Problem statement: Read the data and repeat it in full, exactly.

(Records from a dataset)
>> start

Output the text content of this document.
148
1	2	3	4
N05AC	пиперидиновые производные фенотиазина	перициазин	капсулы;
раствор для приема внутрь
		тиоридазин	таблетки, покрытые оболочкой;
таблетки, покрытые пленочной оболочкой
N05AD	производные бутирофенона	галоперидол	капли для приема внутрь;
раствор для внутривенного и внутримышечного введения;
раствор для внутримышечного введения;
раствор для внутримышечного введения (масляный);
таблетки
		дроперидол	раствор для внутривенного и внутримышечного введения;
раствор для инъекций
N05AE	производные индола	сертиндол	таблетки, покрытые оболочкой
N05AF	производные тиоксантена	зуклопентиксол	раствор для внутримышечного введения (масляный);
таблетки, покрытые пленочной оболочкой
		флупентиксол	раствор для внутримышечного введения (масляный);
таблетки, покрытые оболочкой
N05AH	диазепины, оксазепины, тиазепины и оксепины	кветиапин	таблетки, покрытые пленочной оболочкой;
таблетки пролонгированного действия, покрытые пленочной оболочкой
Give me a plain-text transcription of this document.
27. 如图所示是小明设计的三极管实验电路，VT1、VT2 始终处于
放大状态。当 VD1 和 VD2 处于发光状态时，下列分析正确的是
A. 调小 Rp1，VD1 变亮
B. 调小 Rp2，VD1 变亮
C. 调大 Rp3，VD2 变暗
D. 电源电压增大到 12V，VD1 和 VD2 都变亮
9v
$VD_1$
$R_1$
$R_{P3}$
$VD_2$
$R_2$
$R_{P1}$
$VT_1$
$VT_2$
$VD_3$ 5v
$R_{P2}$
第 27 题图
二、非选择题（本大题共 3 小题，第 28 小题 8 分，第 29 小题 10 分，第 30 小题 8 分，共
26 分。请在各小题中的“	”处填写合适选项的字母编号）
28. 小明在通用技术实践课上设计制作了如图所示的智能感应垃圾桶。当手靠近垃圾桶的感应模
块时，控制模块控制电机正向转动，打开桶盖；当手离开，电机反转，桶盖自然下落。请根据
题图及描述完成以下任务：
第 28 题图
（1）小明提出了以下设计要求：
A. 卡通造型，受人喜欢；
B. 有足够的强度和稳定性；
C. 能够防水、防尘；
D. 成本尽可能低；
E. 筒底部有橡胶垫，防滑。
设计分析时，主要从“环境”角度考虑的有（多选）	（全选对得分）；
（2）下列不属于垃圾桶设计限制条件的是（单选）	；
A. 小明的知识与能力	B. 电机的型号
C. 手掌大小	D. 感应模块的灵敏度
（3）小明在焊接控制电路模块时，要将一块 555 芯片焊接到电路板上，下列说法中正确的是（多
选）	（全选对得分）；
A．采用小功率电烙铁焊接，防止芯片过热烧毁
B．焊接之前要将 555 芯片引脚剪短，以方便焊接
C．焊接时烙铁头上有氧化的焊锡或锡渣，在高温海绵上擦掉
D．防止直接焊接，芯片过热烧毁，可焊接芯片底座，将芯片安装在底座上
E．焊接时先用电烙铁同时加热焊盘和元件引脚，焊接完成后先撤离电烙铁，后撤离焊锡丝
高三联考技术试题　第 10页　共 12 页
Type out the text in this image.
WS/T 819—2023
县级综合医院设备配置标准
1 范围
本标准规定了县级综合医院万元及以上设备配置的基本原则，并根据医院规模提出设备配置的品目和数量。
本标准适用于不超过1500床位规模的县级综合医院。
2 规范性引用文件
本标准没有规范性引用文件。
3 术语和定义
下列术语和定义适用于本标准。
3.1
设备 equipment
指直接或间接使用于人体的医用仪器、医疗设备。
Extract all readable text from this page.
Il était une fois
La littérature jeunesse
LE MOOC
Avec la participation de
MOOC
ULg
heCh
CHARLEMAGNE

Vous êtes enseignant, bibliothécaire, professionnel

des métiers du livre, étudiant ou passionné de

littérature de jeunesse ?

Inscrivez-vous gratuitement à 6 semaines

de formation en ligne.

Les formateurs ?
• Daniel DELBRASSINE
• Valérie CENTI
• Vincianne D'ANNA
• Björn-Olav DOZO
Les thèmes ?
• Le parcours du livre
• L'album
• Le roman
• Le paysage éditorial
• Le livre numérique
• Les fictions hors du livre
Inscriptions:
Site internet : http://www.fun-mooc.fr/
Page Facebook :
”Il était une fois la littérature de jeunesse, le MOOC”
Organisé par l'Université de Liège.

>> end

Result of the task:
Output the text content of this document.
148
1	2	3	4
N05AC	пиперидиновые производные фенотиазина	перициазин	капсулы;
раствор для приема внутрь
		тиоридазин	таблетки, покрытые оболочкой;
таблетки, покрытые пленочной оболочкой
N05AD	производные бутирофенона	галоперидол	капли для приема внутрь;
раствор для внутривенного и внутримышечного введения;
раствор для внутримышечного введения;
раствор для внутримышечного введения (масляный);
таблетки
		дроперидол	раствор для внутривенного и внутримышечного введения;
раствор для инъекций
N05AE	производные индола	сертиндол	таблетки, покрытые оболочкой
N05AF	производные тиоксантена	зуклопентиксол	раствор для внутримышечного введения (масляный);
таблетки, покрытые пленочной оболочкой
		флупентиксол	раствор для внутримышечного введения (масляный);
таблетки, покрытые оболочкой
N05AH	диазепины, оксазепины, тиазепины и оксепины	кветиапин	таблетки, покрытые пленочной оболочкой;
таблетки пролонгированного действия, покрытые пленочной оболочкой
Give me a plain-text transcription of this document.
27. 如图所示是小明设计的三极管实验电路，VT1、VT2 始终处于
放大状态。当 VD1 和 VD2 处于发光状态时，下列分析正确的是
A. 调小 Rp1，VD1 变亮
B. 调小 Rp2，VD1 变亮
C. 调大 Rp3，VD2 变暗
D. 电源电压增大到 12V，VD1 和 VD2 都变亮
9v
$VD_1$
$R_1$
$R_{P3}$
$VD_2$
$R_2$
$R_{P1}$
$VT_1$
$VT_2$
$VD_3$ 5v
$R_{P2}$
第 27 题图
二、非选择题（本大题共 3 小题，第 28 小题 8 分，第 29 小题 10 分，第 30 小题 8 分，共
26 分。请在各小题中的“	”处填写合适选项的字母编号）
28. 小明在通用技术实践课上设计制作了如图所示的智能感应垃圾桶。当手靠近垃圾桶的感应模
块时，控制模块控制电机正向转动，打开桶盖；当手离开，电机反转，桶盖自然下落。请根据
题图及描述完成以下任务：
第 28 题图
（1）小明提出了以下设计要求：
A. 卡通造型，受人喜欢；
B. 有足够的强度和稳定性；
C. 能够防水、防尘；
D. 成本尽可能低；
E. 筒底部有橡胶垫，防滑。
设计分析时，主要从“环境”角度考虑的有（多选）	（全选对得分）；
（2）下列不属于垃圾桶设计限制条件的是（单选）	；
A. 小明的知识与能力	B. 电机的型号
C. 手掌大小	D. 感应模块的灵敏度
（3）小明在焊接控制电路模块时，要将一块 555 芯片焊接到电路板上，下列说法中正确的是（多
选）	（全选对得分）；
A．采用小功率电烙铁焊接，防止芯片过热烧毁
B．焊接之前要将 555 芯片引脚剪短，以方便焊接
C．焊接时烙铁头上有氧化的焊锡或锡渣，在高温海绵上擦掉
D．防止直接焊接，芯片过热烧毁，可焊接芯片底座，将芯片安装在底座上
E．焊接时先用电烙铁同时加热焊盘和元件引脚，焊接完成后先撤离电烙铁，后撤离焊锡丝
高三联考技术试题　第 10页　共 12 页
Type out the text in this image.
WS/T 819—2023
县级综合医院设备配置标准
1 范围
本标准规定了县级综合医院万元及以上设备配置的基本原则，并根据医院规模提出设备配置的品目和数量。
本标准适用于不超过1500床位规模的县级综合医院。
2 规范性引用文件
本标准没有规范性引用文件。
3 术语和定义
下列术语和定义适用于本标准。
3.1
设备 equipment
指直接或间接使用于人体的医用仪器、医疗设备。
Extract all readable text from this page.
Il était une fois
La littérature jeunesse
LE MOOC
Avec la participation de
MOOC
ULg
heCh
CHARLEMAGNE

Vous êtes enseignant, bibliothécaire, professionnel

des métiers du livre, étudiant ou passionné de

littérature de jeunesse ?

Inscrivez-vous gratuitement à 6 semaines

de formation en ligne.

Les formateurs ?
• Daniel DELBRASSINE
• Valérie CENTI
• Vincianne D'ANNA
• Björn-Olav DOZO
Les thèmes ?
• Le parcours du livre
• L'album
• Le roman
• Le paysage éditorial
• Le livre numérique
• Les fictions hors du livre
Inscriptions:
Site internet : http://www.fun-mooc.fr/
Page Facebook :
”Il était une fois la littérature de jeunesse, le MOOC”
Organisé par l'Université de Liège.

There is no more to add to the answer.